• _INSTRUCTIONS TO FOLLOW_
Filter these entries, keeping only lines that hold the word "MACEDO".

Records from a dataset:
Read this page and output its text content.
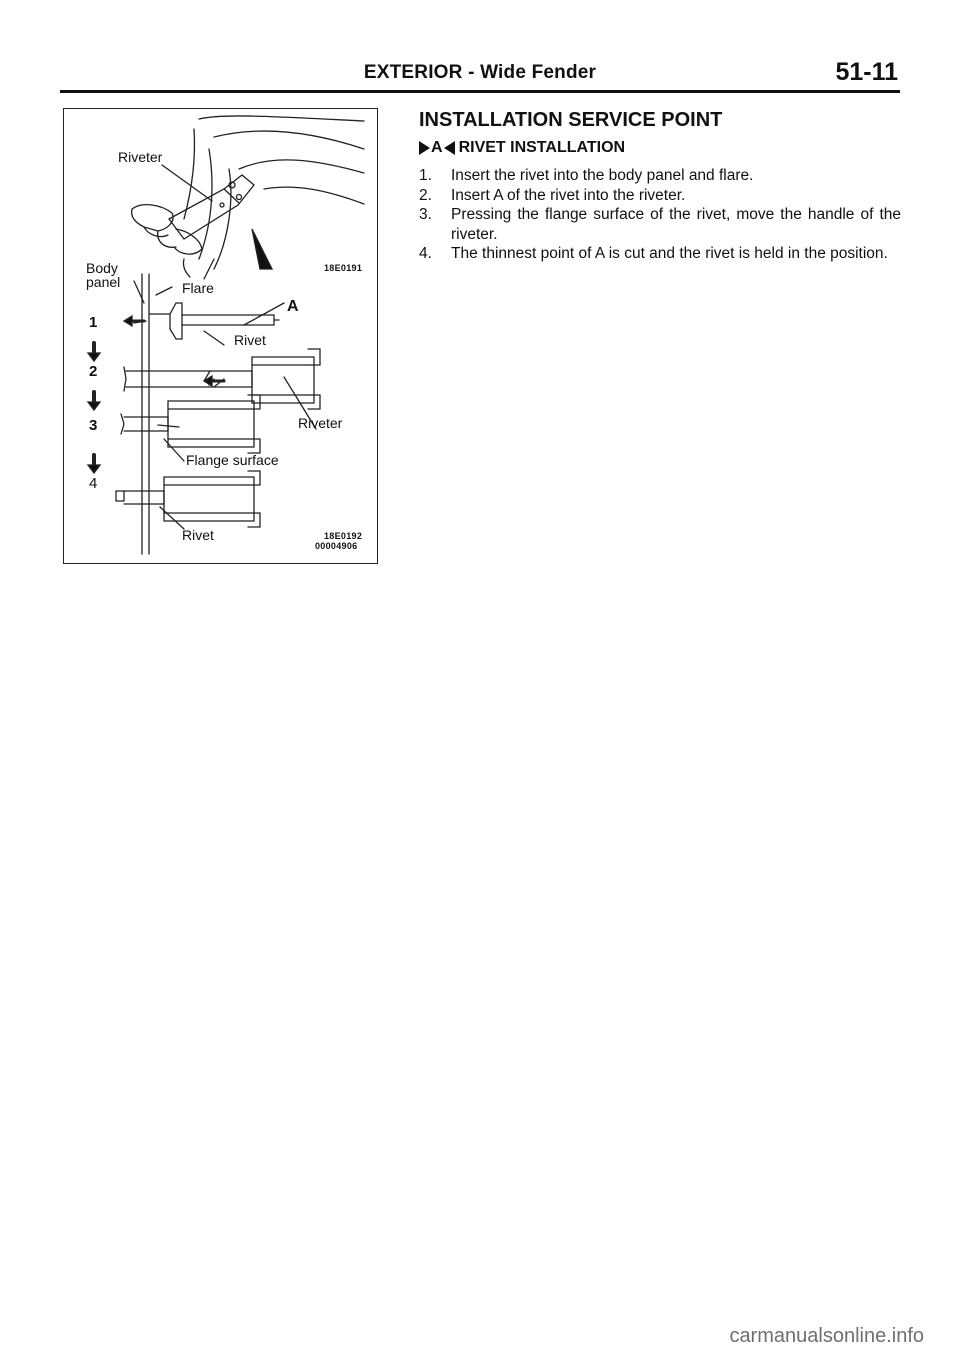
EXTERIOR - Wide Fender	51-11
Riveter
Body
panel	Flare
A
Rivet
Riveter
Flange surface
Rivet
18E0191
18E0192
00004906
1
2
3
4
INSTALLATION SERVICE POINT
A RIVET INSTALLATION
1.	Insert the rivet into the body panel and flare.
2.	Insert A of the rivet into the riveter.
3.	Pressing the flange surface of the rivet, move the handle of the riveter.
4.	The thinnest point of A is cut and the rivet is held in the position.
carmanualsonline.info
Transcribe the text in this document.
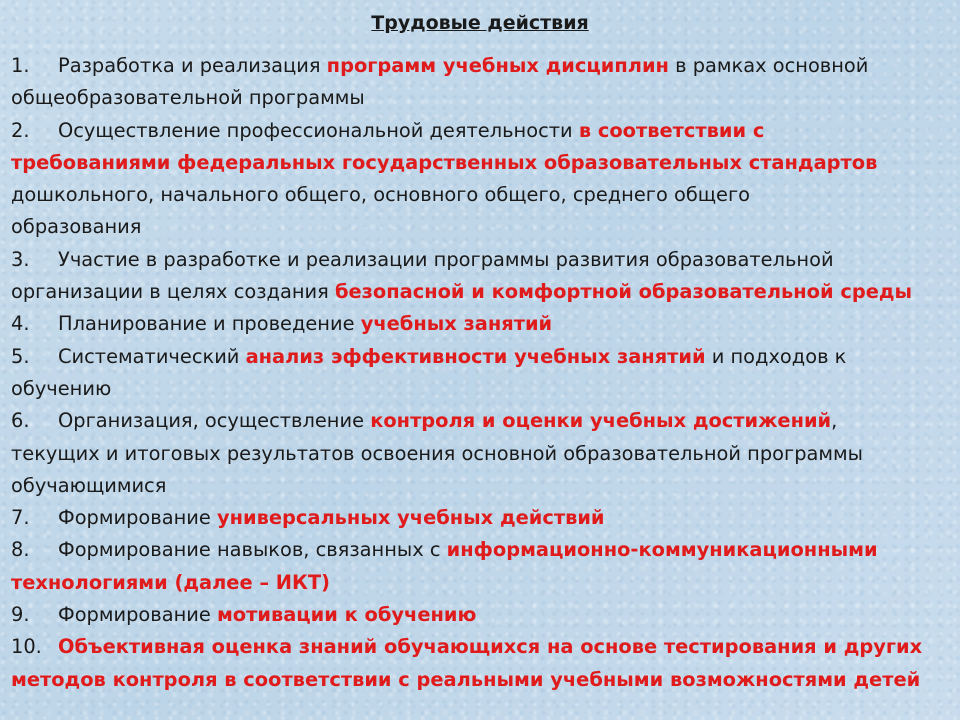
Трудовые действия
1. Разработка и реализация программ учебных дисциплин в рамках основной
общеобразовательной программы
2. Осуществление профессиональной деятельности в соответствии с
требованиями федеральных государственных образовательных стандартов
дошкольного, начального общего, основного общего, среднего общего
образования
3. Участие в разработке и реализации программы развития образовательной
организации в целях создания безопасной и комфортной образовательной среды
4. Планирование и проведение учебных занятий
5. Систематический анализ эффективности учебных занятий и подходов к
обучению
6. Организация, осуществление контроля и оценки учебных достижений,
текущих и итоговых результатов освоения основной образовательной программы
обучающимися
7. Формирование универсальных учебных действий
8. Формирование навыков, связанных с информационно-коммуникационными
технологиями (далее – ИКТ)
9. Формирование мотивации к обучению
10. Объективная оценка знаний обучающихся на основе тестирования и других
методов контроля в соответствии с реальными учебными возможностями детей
---
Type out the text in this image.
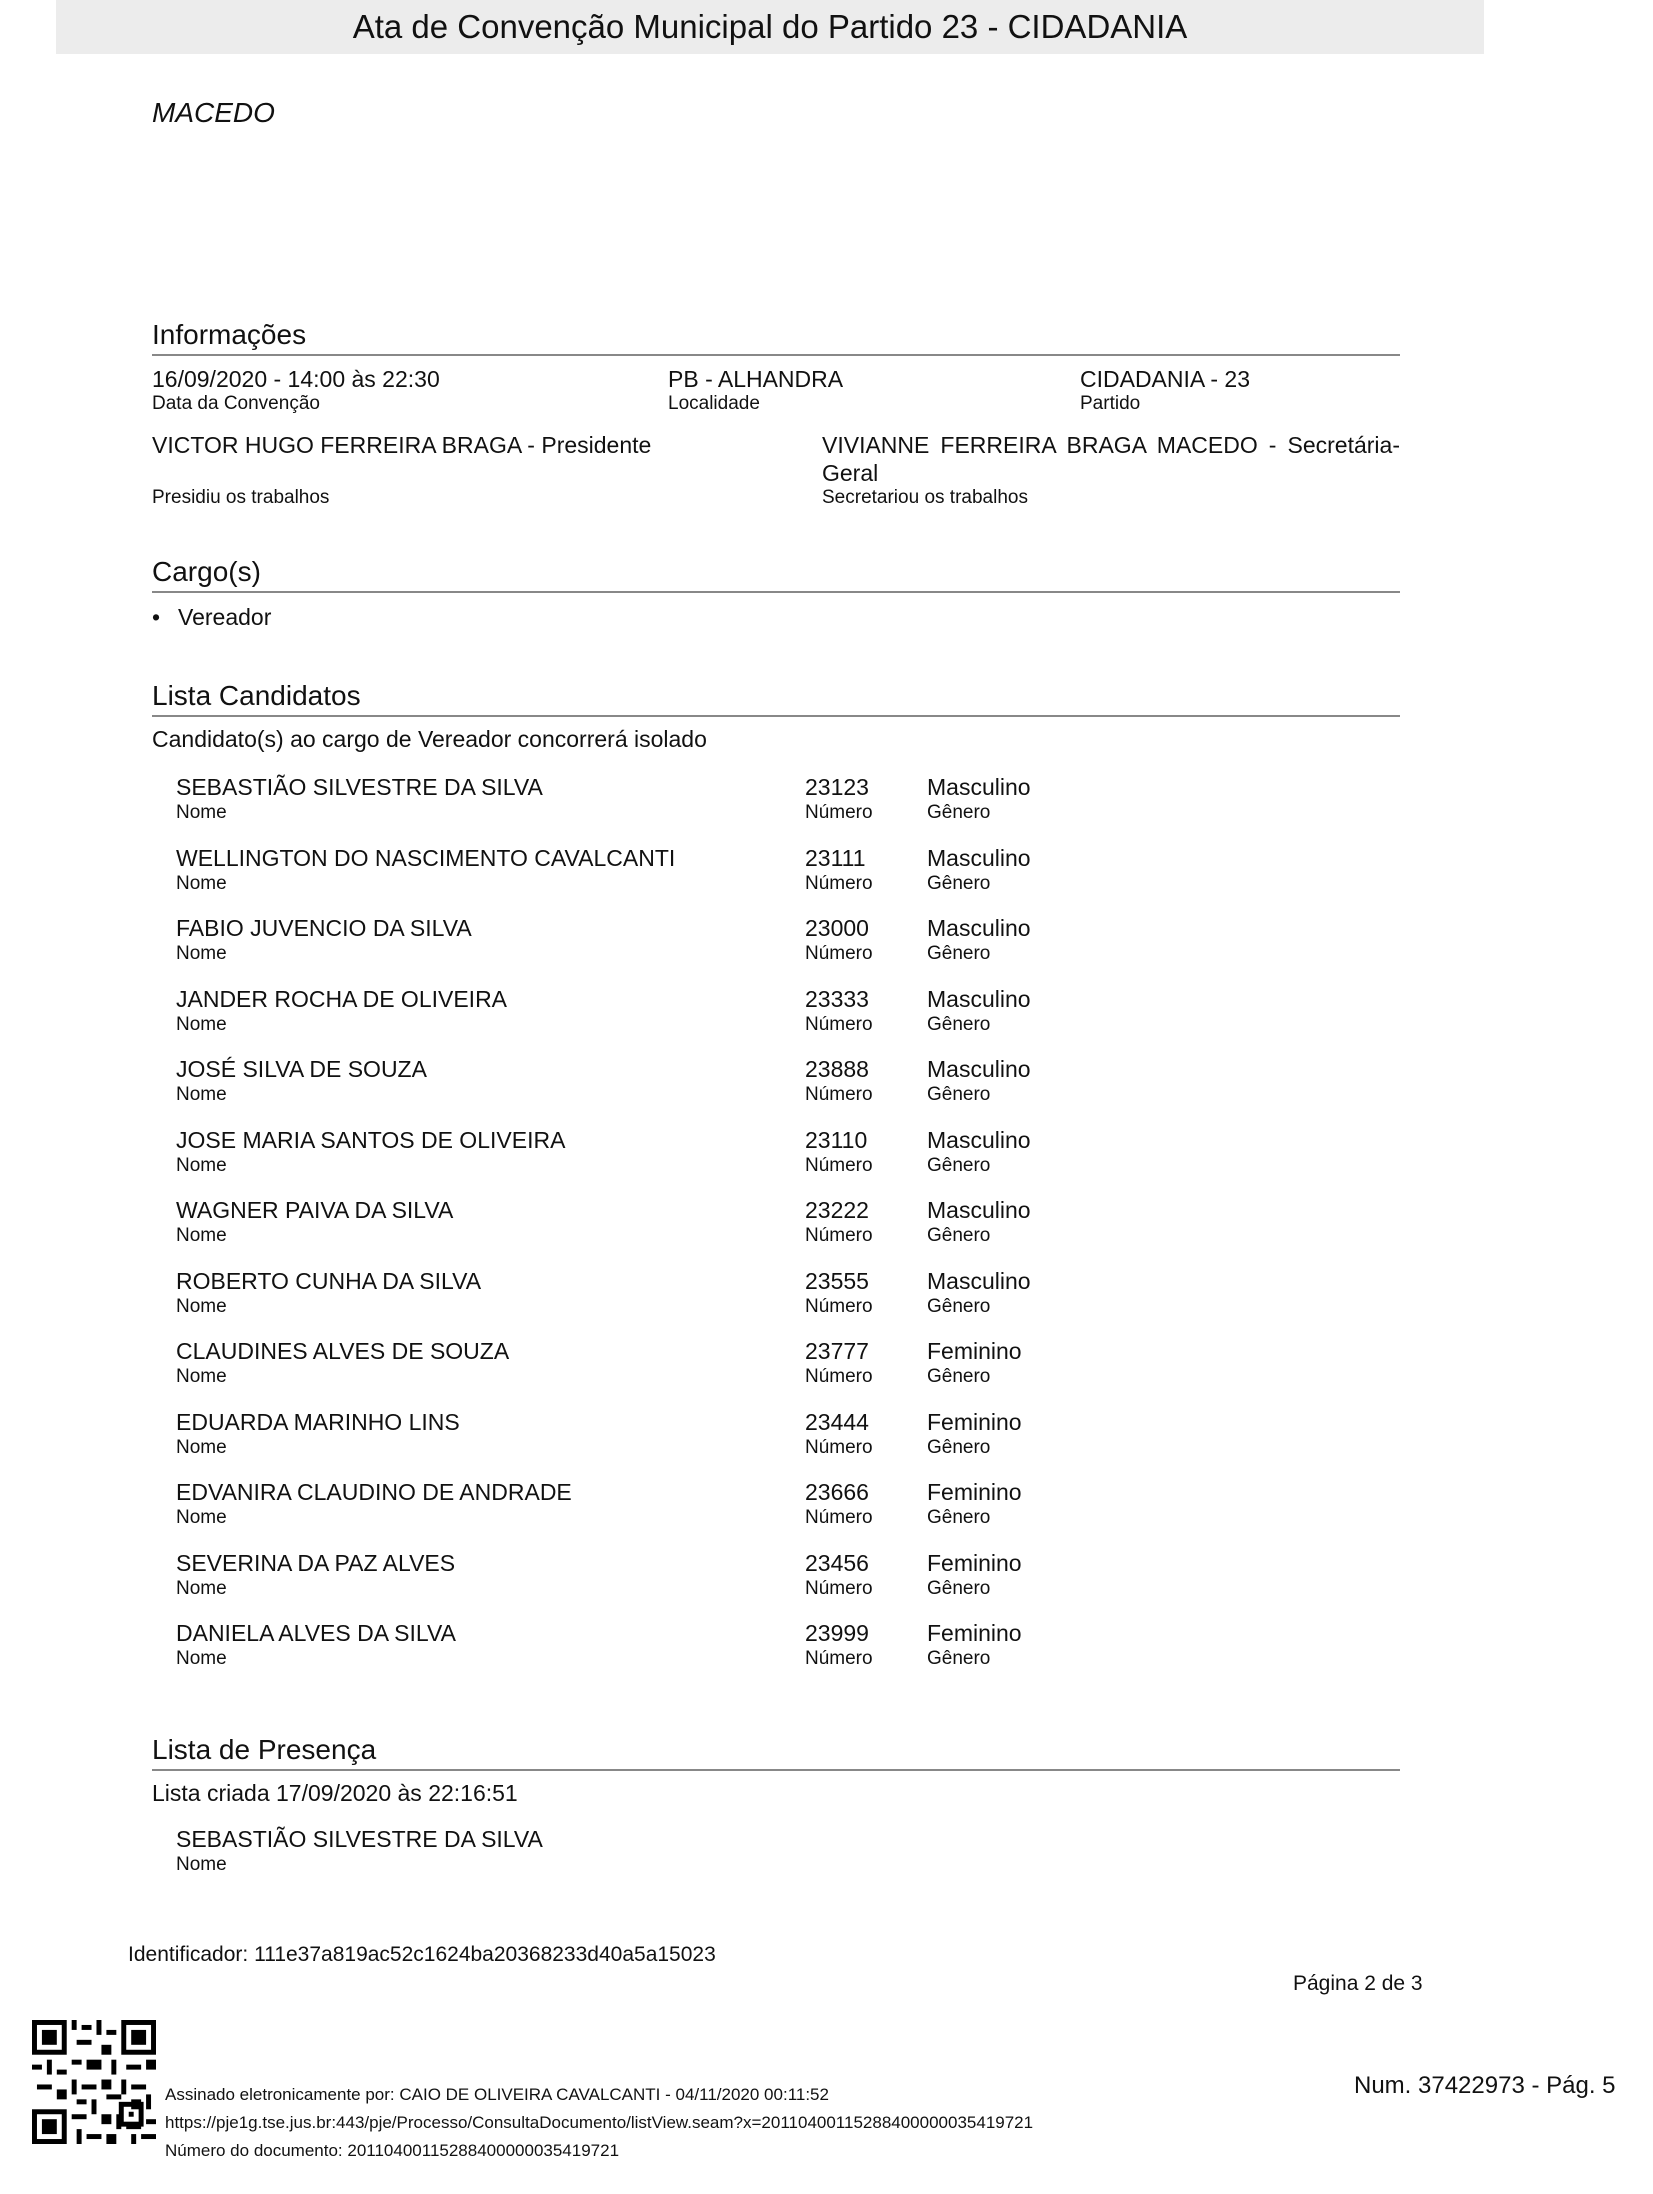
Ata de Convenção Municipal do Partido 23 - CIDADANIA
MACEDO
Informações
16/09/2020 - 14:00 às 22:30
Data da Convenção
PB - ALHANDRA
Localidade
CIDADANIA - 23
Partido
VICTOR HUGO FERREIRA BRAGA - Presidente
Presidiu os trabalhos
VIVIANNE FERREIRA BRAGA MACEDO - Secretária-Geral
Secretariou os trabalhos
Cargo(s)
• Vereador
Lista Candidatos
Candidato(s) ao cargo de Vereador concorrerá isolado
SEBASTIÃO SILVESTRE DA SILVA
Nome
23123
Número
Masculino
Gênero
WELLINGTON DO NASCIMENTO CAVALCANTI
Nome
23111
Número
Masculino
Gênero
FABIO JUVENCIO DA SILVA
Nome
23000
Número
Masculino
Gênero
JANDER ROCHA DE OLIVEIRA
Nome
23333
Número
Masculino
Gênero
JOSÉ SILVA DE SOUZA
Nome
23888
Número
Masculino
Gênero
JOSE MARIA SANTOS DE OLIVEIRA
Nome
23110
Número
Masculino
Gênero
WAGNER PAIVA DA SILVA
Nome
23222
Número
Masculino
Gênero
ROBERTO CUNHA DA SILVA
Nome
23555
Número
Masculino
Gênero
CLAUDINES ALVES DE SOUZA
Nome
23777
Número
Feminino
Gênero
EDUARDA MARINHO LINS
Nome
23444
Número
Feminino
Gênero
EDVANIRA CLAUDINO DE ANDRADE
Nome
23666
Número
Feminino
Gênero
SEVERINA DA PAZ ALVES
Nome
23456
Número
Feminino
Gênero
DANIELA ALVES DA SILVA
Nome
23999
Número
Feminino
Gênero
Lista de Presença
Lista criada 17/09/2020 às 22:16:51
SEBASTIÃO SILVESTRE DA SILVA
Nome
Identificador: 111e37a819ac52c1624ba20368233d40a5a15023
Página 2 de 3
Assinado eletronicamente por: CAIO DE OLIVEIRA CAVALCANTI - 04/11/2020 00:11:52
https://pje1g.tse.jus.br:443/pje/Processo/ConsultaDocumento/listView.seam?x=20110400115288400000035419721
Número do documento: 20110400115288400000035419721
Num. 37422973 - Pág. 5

• _WORKED SOLUTION_
MACEDO
VIVIANNE FERREIRA BRAGA MACEDO - Secretária-Geral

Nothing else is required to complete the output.